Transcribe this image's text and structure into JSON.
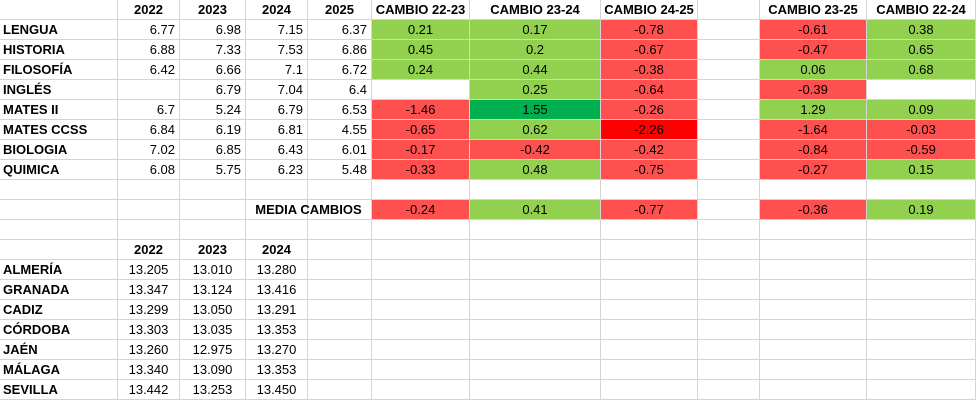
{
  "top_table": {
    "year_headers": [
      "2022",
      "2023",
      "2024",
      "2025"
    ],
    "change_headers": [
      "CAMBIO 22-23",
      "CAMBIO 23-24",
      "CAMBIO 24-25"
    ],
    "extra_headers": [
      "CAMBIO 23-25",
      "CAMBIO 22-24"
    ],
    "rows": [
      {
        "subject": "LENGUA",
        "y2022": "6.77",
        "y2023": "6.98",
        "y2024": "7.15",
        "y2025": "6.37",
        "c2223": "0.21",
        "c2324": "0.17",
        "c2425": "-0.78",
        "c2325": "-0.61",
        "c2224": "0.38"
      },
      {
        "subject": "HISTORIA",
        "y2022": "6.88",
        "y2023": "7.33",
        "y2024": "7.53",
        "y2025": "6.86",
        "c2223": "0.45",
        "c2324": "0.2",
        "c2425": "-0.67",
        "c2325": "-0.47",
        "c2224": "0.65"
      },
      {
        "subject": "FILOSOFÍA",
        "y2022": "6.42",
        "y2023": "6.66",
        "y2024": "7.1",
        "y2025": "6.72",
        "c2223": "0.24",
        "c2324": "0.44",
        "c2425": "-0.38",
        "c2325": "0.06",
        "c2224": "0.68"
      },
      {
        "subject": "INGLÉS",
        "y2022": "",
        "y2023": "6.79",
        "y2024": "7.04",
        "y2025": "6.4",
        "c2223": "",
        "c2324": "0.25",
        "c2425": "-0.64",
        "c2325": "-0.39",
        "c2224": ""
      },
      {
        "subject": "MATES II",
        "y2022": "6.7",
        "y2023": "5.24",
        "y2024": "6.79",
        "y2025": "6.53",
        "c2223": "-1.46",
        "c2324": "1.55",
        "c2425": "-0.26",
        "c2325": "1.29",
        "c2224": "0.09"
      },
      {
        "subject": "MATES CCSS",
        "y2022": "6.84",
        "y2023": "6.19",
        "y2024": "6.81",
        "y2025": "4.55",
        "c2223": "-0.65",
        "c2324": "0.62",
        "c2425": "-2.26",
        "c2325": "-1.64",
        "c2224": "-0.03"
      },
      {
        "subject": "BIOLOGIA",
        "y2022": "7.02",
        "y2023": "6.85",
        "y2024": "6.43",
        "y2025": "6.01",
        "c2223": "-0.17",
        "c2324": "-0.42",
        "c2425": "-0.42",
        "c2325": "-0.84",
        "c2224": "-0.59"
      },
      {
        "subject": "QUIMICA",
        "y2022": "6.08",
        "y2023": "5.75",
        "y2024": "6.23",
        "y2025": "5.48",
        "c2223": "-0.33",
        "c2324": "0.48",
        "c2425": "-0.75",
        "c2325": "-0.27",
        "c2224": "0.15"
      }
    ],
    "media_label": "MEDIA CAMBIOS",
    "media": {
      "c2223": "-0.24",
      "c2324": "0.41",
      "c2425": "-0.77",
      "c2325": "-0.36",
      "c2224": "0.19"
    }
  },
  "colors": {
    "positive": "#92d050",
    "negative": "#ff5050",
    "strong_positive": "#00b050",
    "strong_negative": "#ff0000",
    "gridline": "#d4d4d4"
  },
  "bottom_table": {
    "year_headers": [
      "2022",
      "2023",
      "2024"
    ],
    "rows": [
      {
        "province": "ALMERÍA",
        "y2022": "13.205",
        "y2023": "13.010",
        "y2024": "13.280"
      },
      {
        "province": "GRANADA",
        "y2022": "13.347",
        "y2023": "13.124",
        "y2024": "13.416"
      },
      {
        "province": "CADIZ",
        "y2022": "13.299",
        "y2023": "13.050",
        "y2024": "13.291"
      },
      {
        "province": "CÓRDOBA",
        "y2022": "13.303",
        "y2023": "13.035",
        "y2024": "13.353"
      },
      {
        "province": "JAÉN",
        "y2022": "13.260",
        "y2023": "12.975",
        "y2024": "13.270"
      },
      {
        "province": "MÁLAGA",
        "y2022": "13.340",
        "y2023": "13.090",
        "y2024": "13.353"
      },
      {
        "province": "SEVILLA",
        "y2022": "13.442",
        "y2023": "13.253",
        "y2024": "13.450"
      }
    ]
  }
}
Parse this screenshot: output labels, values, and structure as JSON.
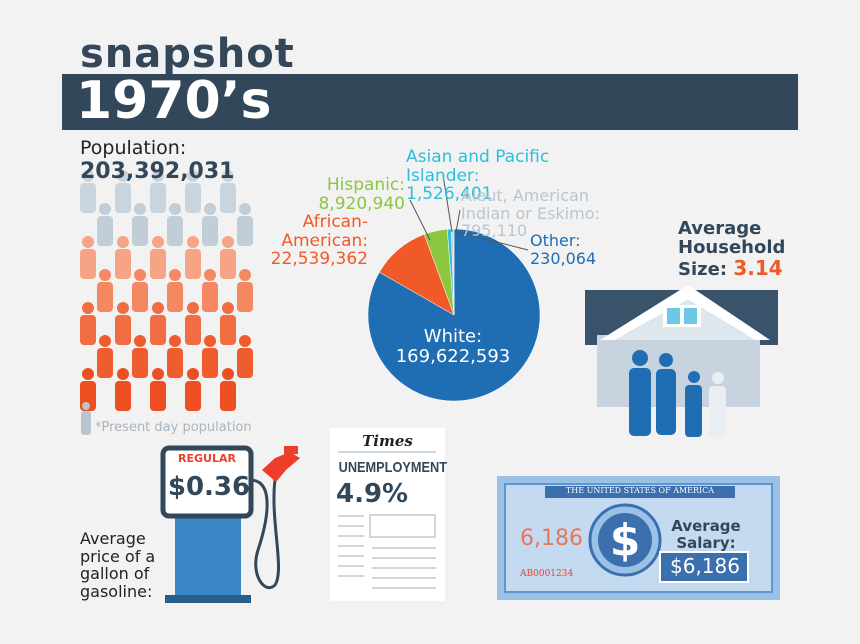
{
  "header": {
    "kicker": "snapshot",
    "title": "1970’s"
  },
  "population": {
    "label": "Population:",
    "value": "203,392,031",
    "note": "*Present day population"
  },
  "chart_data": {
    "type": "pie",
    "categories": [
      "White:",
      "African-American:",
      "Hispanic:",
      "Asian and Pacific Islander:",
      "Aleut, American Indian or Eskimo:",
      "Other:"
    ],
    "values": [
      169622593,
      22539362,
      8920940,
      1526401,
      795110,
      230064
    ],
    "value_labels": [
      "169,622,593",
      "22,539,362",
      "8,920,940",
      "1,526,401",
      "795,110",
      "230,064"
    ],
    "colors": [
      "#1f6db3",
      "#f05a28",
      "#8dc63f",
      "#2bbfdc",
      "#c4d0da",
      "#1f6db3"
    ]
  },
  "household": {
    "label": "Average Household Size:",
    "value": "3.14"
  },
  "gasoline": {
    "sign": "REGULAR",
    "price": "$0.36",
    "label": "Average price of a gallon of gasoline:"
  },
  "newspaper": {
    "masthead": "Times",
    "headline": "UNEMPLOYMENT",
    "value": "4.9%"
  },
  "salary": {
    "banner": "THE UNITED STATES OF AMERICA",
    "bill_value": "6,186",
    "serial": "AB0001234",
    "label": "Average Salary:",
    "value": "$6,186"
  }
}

● ● ● ●

Written exercise:
In your copy, leave out the pictures and reproduce the material above exactly.

Full solution:
Transcribe this image's text and structure into JSON.
{
  "top_table": {
    "year_headers": [
      "2022",
      "2023",
      "2024",
      "2025"
    ],
    "change_headers": [
      "CAMBIO 22-23",
      "CAMBIO 23-24",
      "CAMBIO 24-25"
    ],
    "extra_headers": [
      "CAMBIO 23-25",
      "CAMBIO 22-24"
    ],
    "rows": [
      {
        "subject": "LENGUA",
        "y2022": "6.77",
        "y2023": "6.98",
        "y2024": "7.15",
        "y2025": "6.37",
        "c2223": "0.21",
        "c2324": "0.17",
        "c2425": "-0.78",
        "c2325": "-0.61",
        "c2224": "0.38"
      },
      {
        "subject": "HISTORIA",
        "y2022": "6.88",
        "y2023": "7.33",
        "y2024": "7.53",
        "y2025": "6.86",
        "c2223": "0.45",
        "c2324": "0.2",
        "c2425": "-0.67",
        "c2325": "-0.47",
        "c2224": "0.65"
      },
      {
        "subject": "FILOSOFÍA",
        "y2022": "6.42",
        "y2023": "6.66",
        "y2024": "7.1",
        "y2025": "6.72",
        "c2223": "0.24",
        "c2324": "0.44",
        "c2425": "-0.38",
        "c2325": "0.06",
        "c2224": "0.68"
      },
      {
        "subject": "INGLÉS",
        "y2022": "",
        "y2023": "6.79",
        "y2024": "7.04",
        "y2025": "6.4",
        "c2223": "",
        "c2324": "0.25",
        "c2425": "-0.64",
        "c2325": "-0.39",
        "c2224": ""
      },
      {
        "subject": "MATES II",
        "y2022": "6.7",
        "y2023": "5.24",
        "y2024": "6.79",
        "y2025": "6.53",
        "c2223": "-1.46",
        "c2324": "1.55",
        "c2425": "-0.26",
        "c2325": "1.29",
        "c2224": "0.09"
      },
      {
        "subject": "MATES CCSS",
        "y2022": "6.84",
        "y2023": "6.19",
        "y2024": "6.81",
        "y2025": "4.55",
        "c2223": "-0.65",
        "c2324": "0.62",
        "c2425": "-2.26",
        "c2325": "-1.64",
        "c2224": "-0.03"
      },
      {
        "subject": "BIOLOGIA",
        "y2022": "7.02",
        "y2023": "6.85",
        "y2024": "6.43",
        "y2025": "6.01",
        "c2223": "-0.17",
        "c2324": "-0.42",
        "c2425": "-0.42",
        "c2325": "-0.84",
        "c2224": "-0.59"
      },
      {
        "subject": "QUIMICA",
        "y2022": "6.08",
        "y2023": "5.75",
        "y2024": "6.23",
        "y2025": "5.48",
        "c2223": "-0.33",
        "c2324": "0.48",
        "c2425": "-0.75",
        "c2325": "-0.27",
        "c2224": "0.15"
      }
    ],
    "media_label": "MEDIA CAMBIOS",
    "media": {
      "c2223": "-0.24",
      "c2324": "0.41",
      "c2425": "-0.77",
      "c2325": "-0.36",
      "c2224": "0.19"
    }
  },
  "colors": {
    "positive": "#92d050",
    "negative": "#ff5050",
    "strong_positive": "#00b050",
    "strong_negative": "#ff0000",
    "gridline": "#d4d4d4"
  },
  "bottom_table": {
    "year_headers": [
      "2022",
      "2023",
      "2024"
    ],
    "rows": [
      {
        "province": "ALMERÍA",
        "y2022": "13.205",
        "y2023": "13.010",
        "y2024": "13.280"
      },
      {
        "province": "GRANADA",
        "y2022": "13.347",
        "y2023": "13.124",
        "y2024": "13.416"
      },
      {
        "province": "CADIZ",
        "y2022": "13.299",
        "y2023": "13.050",
        "y2024": "13.291"
      },
      {
        "province": "CÓRDOBA",
        "y2022": "13.303",
        "y2023": "13.035",
        "y2024": "13.353"
      },
      {
        "province": "JAÉN",
        "y2022": "13.260",
        "y2023": "12.975",
        "y2024": "13.270"
      },
      {
        "province": "MÁLAGA",
        "y2022": "13.340",
        "y2023": "13.090",
        "y2024": "13.353"
      },
      {
        "province": "SEVILLA",
        "y2022": "13.442",
        "y2023": "13.253",
        "y2024": "13.450"
      }
    ]
  }
}
Parse this screenshot: output labels, values, and structure as JSON.
{
  "header": {
    "kicker": "snapshot",
    "title": "1970’s"
  },
  "population": {
    "label": "Population:",
    "value": "203,392,031",
    "note": "*Present day population"
  },
  "chart_data": {
    "type": "pie",
    "categories": [
      "White:",
      "African-American:",
      "Hispanic:",
      "Asian and Pacific Islander:",
      "Aleut, American Indian or Eskimo:",
      "Other:"
    ],
    "values": [
      169622593,
      22539362,
      8920940,
      1526401,
      795110,
      230064
    ],
    "value_labels": [
      "169,622,593",
      "22,539,362",
      "8,920,940",
      "1,526,401",
      "795,110",
      "230,064"
    ],
    "colors": [
      "#1f6db3",
      "#f05a28",
      "#8dc63f",
      "#2bbfdc",
      "#c4d0da",
      "#1f6db3"
    ]
  },
  "household": {
    "label": "Average Household Size:",
    "value": "3.14"
  },
  "gasoline": {
    "sign": "REGULAR",
    "price": "$0.36",
    "label": "Average price of a gallon of gasoline:"
  },
  "newspaper": {
    "masthead": "Times",
    "headline": "UNEMPLOYMENT",
    "value": "4.9%"
  },
  "salary": {
    "banner": "THE UNITED STATES OF AMERICA",
    "bill_value": "6,186",
    "serial": "AB0001234",
    "label": "Average Salary:",
    "value": "$6,186"
  }
}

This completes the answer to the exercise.